• _Your objective_: Every line that holds the string "this" is to be identified and copied.

──────── Material for the task ────────

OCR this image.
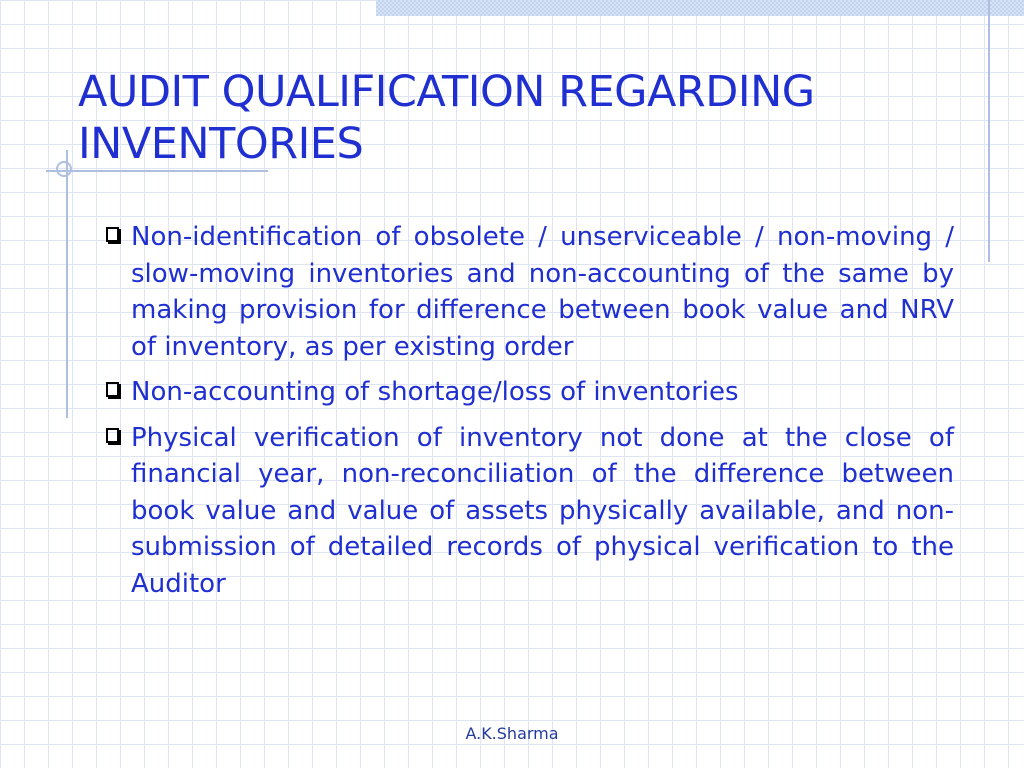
AUDIT QUALIFICATION REGARDING INVENTORIES
Non-identification of obsolete / unserviceable / non-moving / slow-moving inventories and non-accounting of the same by making provision for difference between book value and NRV of inventory, as per existing order
Non-accounting of shortage/loss of inventories
Physical verification of inventory not done at the close of financial year, non-reconciliation of the difference between book value and value of assets physically available, and non-submission of detailed records of physical verification to the Auditor
A.K.Sharma
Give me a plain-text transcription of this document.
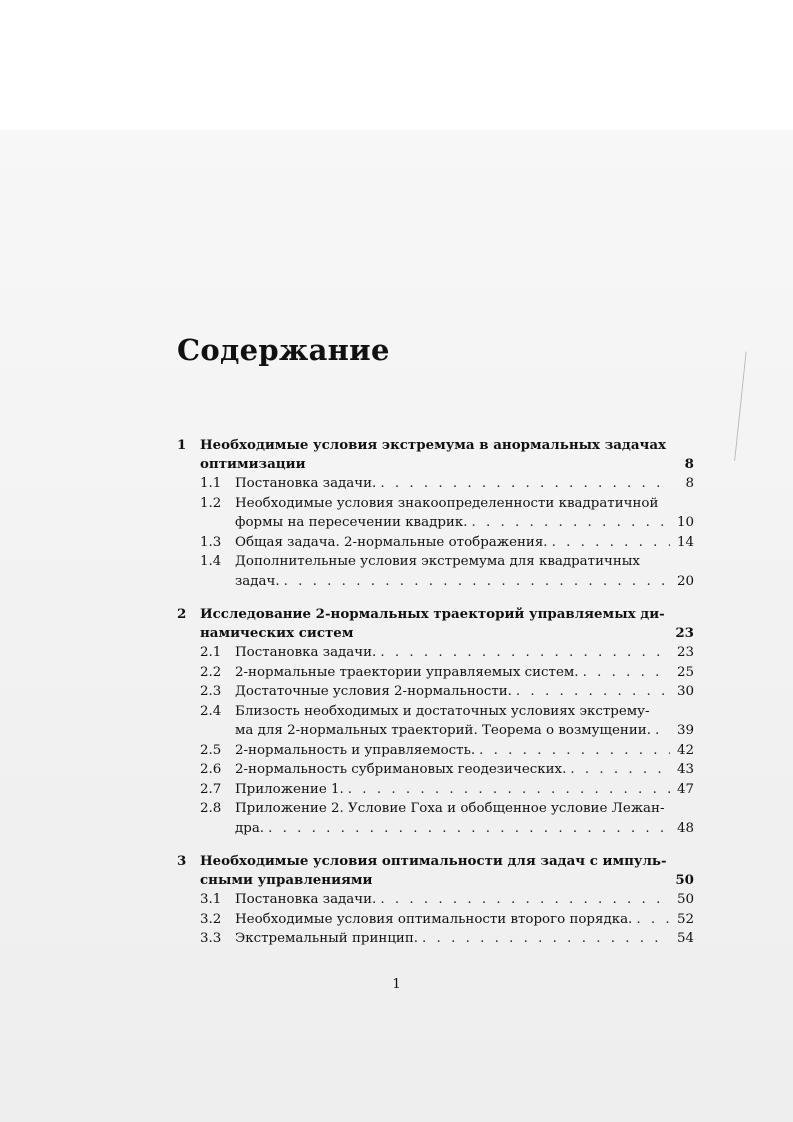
Содержание
1	Необходимые условия экстремума в анормальных задачах
оптимизации	8
1.1	Постановка задачи. . . .	8
1.2	Необходимые условия знакоопределенности квадратичной
формы на пересечении квадрик. . . .	10
1.3	Общая задача. 2-нормальные отображения. . . .	14
1.4	Дополнительные условия экстремума для квадратичных
задач. . . .	20
2	Исследование 2-нормальных траекторий управляемых ди-
намических систем	23
2.1	Постановка задачи. . . .	23
2.2	2-нормальные траектории управляемых систем. . . .	25
2.3	Достаточные условия 2-нормальности. . . .	30
2.4	Близость необходимых и достаточных условиях экстрему-
ма для 2-нормальных траекторий. Теорема о возмущении. . . . 39
2.5	2-нормальность и управляемость. . . .	42
2.6	2-нормальность субримановых геодезических. . . .	43
2.7	Приложение 1. . . .	47
2.8	Приложение 2. Условие Гоха и обобщенное условие Лежан-
дра. . . .	48
3	Необходимые условия оптимальности для задач с импуль-
сными управлениями	50
3.1	Постановка задачи. . . .	50
3.2	Необходимые условия оптимальности второго порядка. . . .	52
3.3	Экстремальный принцип. . . .	54
1
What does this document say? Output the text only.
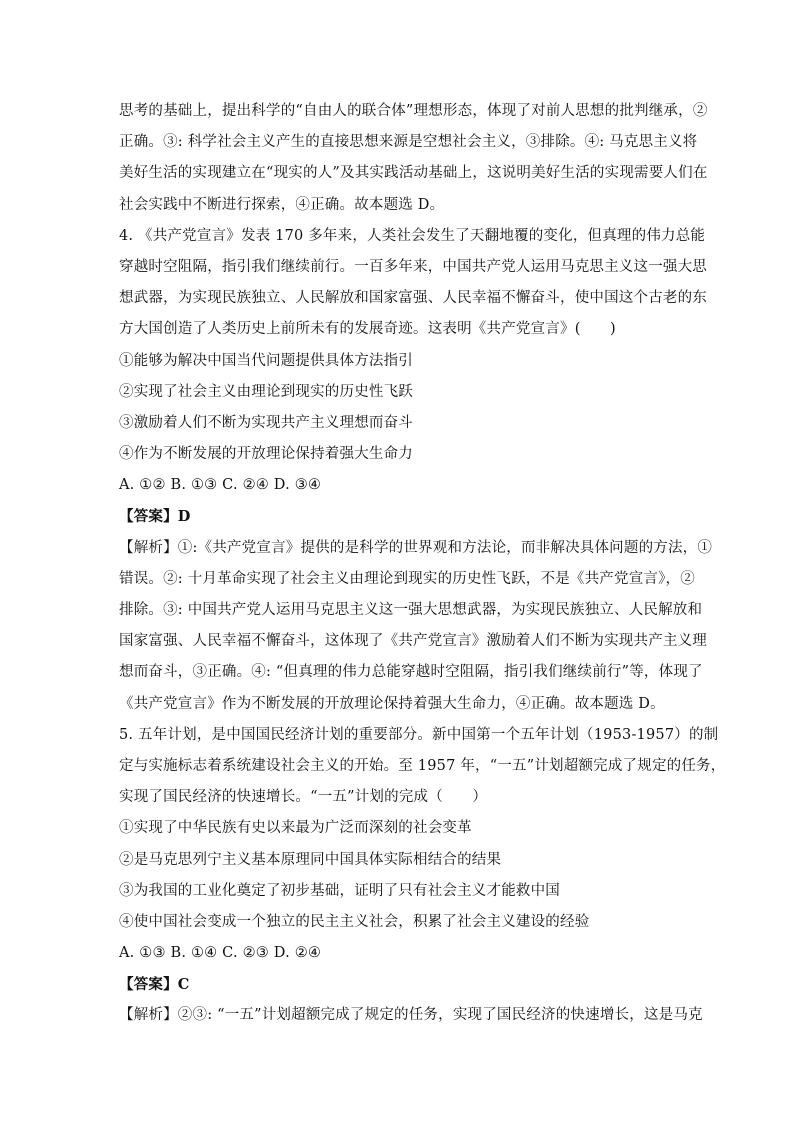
思考的基础上，提出科学的“自由人的联合体”理想形态，体现了对前人思想的批判继承，②
正确。③: 科学社会主义产生的直接思想来源是空想社会主义，③排除。④: 马克思主义将
美好生活的实现建立在“现实的人”及其实践活动基础上，这说明美好生活的实现需要人们在
社会实践中不断进行探索，④正确。故本题选 D。
4. 《共产党宣言》发表 170 多年来，人类社会发生了天翻地覆的变化，但真理的伟力总能
穿越时空阻隔，指引我们继续前行。一百多年来，中国共产党人运用马克思主义这一强大思
想武器，为实现民族独立、人民解放和国家富强、人民幸福不懈奋斗，使中国这个古老的东
方大国创造了人类历史上前所未有的发展奇迹。这表明《共产党宣言》(　　)
①能够为解决中国当代问题提供具体方法指引
②实现了社会主义由理论到现实的历史性飞跃
③激励着人们不断为实现共产主义理想而奋斗
④作为不断发展的开放理论保持着强大生命力
A. ①② B. ①③ C. ②④ D. ③④
【答案】D
【解析】①:《共产党宣言》提供的是科学的世界观和方法论，而非解决具体问题的方法，①
错误。②: 十月革命实现了社会主义由理论到现实的历史性飞跃，不是《共产党宣言》，②
排除。③: 中国共产党人运用马克思主义这一强大思想武器，为实现民族独立、人民解放和
国家富强、人民幸福不懈奋斗，这体现了《共产党宣言》激励着人们不断为实现共产主义理
想而奋斗，③正确。④: “但真理的伟力总能穿越时空阻隔，指引我们继续前行”等，体现了
《共产党宣言》作为不断发展的开放理论保持着强大生命力，④正确。故本题选 D。
5. 五年计划，是中国国民经济计划的重要部分。新中国第一个五年计划（1953-1957）的制
定与实施标志着系统建设社会主义的开始。至 1957 年，“一五”计划超额完成了规定的任务，
实现了国民经济的快速增长。“一五”计划的完成（　　）
①实现了中华民族有史以来最为广泛而深刻的社会变革
②是马克思列宁主义基本原理同中国具体实际相结合的结果
③为我国的工业化奠定了初步基础，证明了只有社会主义才能救中国
④使中国社会变成一个独立的民主主义社会，积累了社会主义建设的经验
A. ①③ B. ①④ C. ②③ D. ②④
【答案】C
【解析】②③: “一五”计划超额完成了规定的任务，实现了国民经济的快速增长，这是马克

────────

• _Correct answer_:
OCR this image.
Give me a plain-text transcription of this document.
What does this document say? Output the text only.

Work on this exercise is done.